>> start Listing
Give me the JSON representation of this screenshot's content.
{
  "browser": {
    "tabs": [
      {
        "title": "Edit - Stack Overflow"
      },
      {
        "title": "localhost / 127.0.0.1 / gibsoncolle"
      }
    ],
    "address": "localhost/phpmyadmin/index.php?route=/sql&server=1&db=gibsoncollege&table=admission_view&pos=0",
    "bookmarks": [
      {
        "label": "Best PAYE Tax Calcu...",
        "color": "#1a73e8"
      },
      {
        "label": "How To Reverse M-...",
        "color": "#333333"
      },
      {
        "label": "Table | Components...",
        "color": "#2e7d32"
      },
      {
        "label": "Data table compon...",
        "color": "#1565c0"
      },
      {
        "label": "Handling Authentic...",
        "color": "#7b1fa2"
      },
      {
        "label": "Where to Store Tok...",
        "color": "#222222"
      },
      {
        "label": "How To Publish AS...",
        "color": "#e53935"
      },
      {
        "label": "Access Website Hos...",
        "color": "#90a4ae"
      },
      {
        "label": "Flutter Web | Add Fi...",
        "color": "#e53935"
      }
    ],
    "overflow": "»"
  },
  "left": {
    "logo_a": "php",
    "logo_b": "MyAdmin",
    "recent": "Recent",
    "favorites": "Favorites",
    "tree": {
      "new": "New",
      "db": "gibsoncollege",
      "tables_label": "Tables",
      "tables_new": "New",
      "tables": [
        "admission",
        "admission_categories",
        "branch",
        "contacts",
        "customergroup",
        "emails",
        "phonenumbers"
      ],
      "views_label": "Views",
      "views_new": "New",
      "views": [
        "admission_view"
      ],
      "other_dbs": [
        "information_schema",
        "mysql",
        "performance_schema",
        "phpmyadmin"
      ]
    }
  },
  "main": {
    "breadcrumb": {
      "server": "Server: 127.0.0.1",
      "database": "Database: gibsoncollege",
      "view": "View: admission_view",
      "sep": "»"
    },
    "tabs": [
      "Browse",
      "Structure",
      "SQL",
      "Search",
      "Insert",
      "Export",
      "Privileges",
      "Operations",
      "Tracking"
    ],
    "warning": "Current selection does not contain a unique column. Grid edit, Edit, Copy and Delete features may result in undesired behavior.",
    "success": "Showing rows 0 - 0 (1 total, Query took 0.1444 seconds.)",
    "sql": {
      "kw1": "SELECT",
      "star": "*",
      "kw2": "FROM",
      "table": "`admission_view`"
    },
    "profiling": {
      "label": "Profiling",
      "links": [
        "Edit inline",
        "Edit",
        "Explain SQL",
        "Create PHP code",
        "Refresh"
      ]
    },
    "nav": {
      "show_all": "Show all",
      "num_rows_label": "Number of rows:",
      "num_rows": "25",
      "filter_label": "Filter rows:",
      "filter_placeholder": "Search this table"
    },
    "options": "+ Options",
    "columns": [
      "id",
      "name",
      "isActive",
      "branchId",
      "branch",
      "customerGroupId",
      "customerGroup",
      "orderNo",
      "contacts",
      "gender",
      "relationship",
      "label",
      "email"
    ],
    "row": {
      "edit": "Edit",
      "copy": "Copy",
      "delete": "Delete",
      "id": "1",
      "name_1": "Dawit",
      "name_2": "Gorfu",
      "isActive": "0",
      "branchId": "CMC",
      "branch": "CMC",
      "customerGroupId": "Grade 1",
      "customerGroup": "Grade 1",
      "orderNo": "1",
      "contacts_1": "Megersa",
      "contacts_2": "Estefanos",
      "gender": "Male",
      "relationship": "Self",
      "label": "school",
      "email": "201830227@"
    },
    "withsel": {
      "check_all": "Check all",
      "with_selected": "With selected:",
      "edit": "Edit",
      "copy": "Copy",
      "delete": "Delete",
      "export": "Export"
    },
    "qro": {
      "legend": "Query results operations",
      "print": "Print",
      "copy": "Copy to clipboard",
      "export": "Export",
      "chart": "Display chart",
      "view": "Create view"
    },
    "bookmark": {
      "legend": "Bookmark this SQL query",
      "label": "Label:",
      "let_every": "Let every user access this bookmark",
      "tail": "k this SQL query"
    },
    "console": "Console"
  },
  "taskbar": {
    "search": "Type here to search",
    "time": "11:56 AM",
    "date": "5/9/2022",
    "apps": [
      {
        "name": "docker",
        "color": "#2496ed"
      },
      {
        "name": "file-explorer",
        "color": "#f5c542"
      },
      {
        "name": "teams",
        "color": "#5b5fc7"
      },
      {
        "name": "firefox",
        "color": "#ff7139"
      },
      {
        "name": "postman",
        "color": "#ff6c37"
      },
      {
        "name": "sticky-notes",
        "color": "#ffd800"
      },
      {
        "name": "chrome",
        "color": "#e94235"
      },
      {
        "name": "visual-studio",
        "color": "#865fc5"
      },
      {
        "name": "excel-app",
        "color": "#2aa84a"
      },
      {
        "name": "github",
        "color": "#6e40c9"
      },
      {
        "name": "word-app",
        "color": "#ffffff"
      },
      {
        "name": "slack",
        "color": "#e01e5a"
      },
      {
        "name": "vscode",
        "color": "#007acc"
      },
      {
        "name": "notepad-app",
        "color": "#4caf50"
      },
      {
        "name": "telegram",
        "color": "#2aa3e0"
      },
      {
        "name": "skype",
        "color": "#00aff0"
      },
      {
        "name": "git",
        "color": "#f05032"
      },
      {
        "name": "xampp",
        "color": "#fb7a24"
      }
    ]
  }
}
>> end Listing
## Problem to work on:
Quote all of the entries verbatim.

## Task solution:
Give me the JSON representation of this screenshot's content.
{
  "browser": {
    "tabs": [
      {
        "title": "Edit - Stack Overflow"
      },
      {
        "title": "localhost / 127.0.0.1 / gibsoncolle"
      }
    ],
    "address": "localhost/phpmyadmin/index.php?route=/sql&server=1&db=gibsoncollege&table=admission_view&pos=0",
    "bookmarks": [
      {
        "label": "Best PAYE Tax Calcu...",
        "color": "#1a73e8"
      },
      {
        "label": "How To Reverse M-...",
        "color": "#333333"
      },
      {
        "label": "Table | Components...",
        "color": "#2e7d32"
      },
      {
        "label": "Data table compon...",
        "color": "#1565c0"
      },
      {
        "label": "Handling Authentic...",
        "color": "#7b1fa2"
      },
      {
        "label": "Where to Store Tok...",
        "color": "#222222"
      },
      {
        "label": "How To Publish AS...",
        "color": "#e53935"
      },
      {
        "label": "Access Website Hos...",
        "color": "#90a4ae"
      },
      {
        "label": "Flutter Web | Add Fi...",
        "color": "#e53935"
      }
    ],
    "overflow": "»"
  },
  "left": {
    "logo_a": "php",
    "logo_b": "MyAdmin",
    "recent": "Recent",
    "favorites": "Favorites",
    "tree": {
      "new": "New",
      "db": "gibsoncollege",
      "tables_label": "Tables",
      "tables_new": "New",
      "tables": [
        "admission",
        "admission_categories",
        "branch",
        "contacts",
        "customergroup",
        "emails",
        "phonenumbers"
      ],
      "views_label": "Views",
      "views_new": "New",
      "views": [
        "admission_view"
      ],
      "other_dbs": [
        "information_schema",
        "mysql",
        "performance_schema",
        "phpmyadmin"
      ]
    }
  },
  "main": {
    "breadcrumb": {
      "server": "Server: 127.0.0.1",
      "database": "Database: gibsoncollege",
      "view": "View: admission_view",
      "sep": "»"
    },
    "tabs": [
      "Browse",
      "Structure",
      "SQL",
      "Search",
      "Insert",
      "Export",
      "Privileges",
      "Operations",
      "Tracking"
    ],
    "warning": "Current selection does not contain a unique column. Grid edit, Edit, Copy and Delete features may result in undesired behavior.",
    "success": "Showing rows 0 - 0 (1 total, Query took 0.1444 seconds.)",
    "sql": {
      "kw1": "SELECT",
      "star": "*",
      "kw2": "FROM",
      "table": "`admission_view`"
    },
    "profiling": {
      "label": "Profiling",
      "links": [
        "Edit inline",
        "Edit",
        "Explain SQL",
        "Create PHP code",
        "Refresh"
      ]
    },
    "nav": {
      "show_all": "Show all",
      "num_rows_label": "Number of rows:",
      "num_rows": "25",
      "filter_label": "Filter rows:",
      "filter_placeholder": "Search this table"
    },
    "options": "+ Options",
    "columns": [
      "id",
      "name",
      "isActive",
      "branchId",
      "branch",
      "customerGroupId",
      "customerGroup",
      "orderNo",
      "contacts",
      "gender",
      "relationship",
      "label",
      "email"
    ],
    "row": {
      "edit": "Edit",
      "copy": "Copy",
      "delete": "Delete",
      "id": "1",
      "name_1": "Dawit",
      "name_2": "Gorfu",
      "isActive": "0",
      "branchId": "CMC",
      "branch": "CMC",
      "customerGroupId": "Grade 1",
      "customerGroup": "Grade 1",
      "orderNo": "1",
      "contacts_1": "Megersa",
      "contacts_2": "Estefanos",
      "gender": "Male",
      "relationship": "Self",
      "label": "school",
      "email": "201830227@"
    },
    "withsel": {
      "check_all": "Check all",
      "with_selected": "With selected:",
      "edit": "Edit",
      "copy": "Copy",
      "delete": "Delete",
      "export": "Export"
    },
    "qro": {
      "legend": "Query results operations",
      "print": "Print",
      "copy": "Copy to clipboard",
      "export": "Export",
      "chart": "Display chart",
      "view": "Create view"
    },
    "bookmark": {
      "legend": "Bookmark this SQL query",
      "label": "Label:",
      "let_every": "Let every user access this bookmark",
      "tail": "k this SQL query"
    },
    "console": "Console"
  },
  "taskbar": {
    "search": "Type here to search",
    "time": "11:56 AM",
    "date": "5/9/2022",
    "apps": [
      {
        "name": "docker",
        "color": "#2496ed"
      },
      {
        "name": "file-explorer",
        "color": "#f5c542"
      },
      {
        "name": "teams",
        "color": "#5b5fc7"
      },
      {
        "name": "firefox",
        "color": "#ff7139"
      },
      {
        "name": "postman",
        "color": "#ff6c37"
      },
      {
        "name": "sticky-notes",
        "color": "#ffd800"
      },
      {
        "name": "chrome",
        "color": "#e94235"
      },
      {
        "name": "visual-studio",
        "color": "#865fc5"
      },
      {
        "name": "excel-app",
        "color": "#2aa84a"
      },
      {
        "name": "github",
        "color": "#6e40c9"
      },
      {
        "name": "word-app",
        "color": "#ffffff"
      },
      {
        "name": "slack",
        "color": "#e01e5a"
      },
      {
        "name": "vscode",
        "color": "#007acc"
      },
      {
        "name": "notepad-app",
        "color": "#4caf50"
      },
      {
        "name": "telegram",
        "color": "#2aa3e0"
      },
      {
        "name": "skype",
        "color": "#00aff0"
      },
      {
        "name": "git",
        "color": "#f05032"
      },
      {
        "name": "xampp",
        "color": "#fb7a24"
      }
    ]
  }
}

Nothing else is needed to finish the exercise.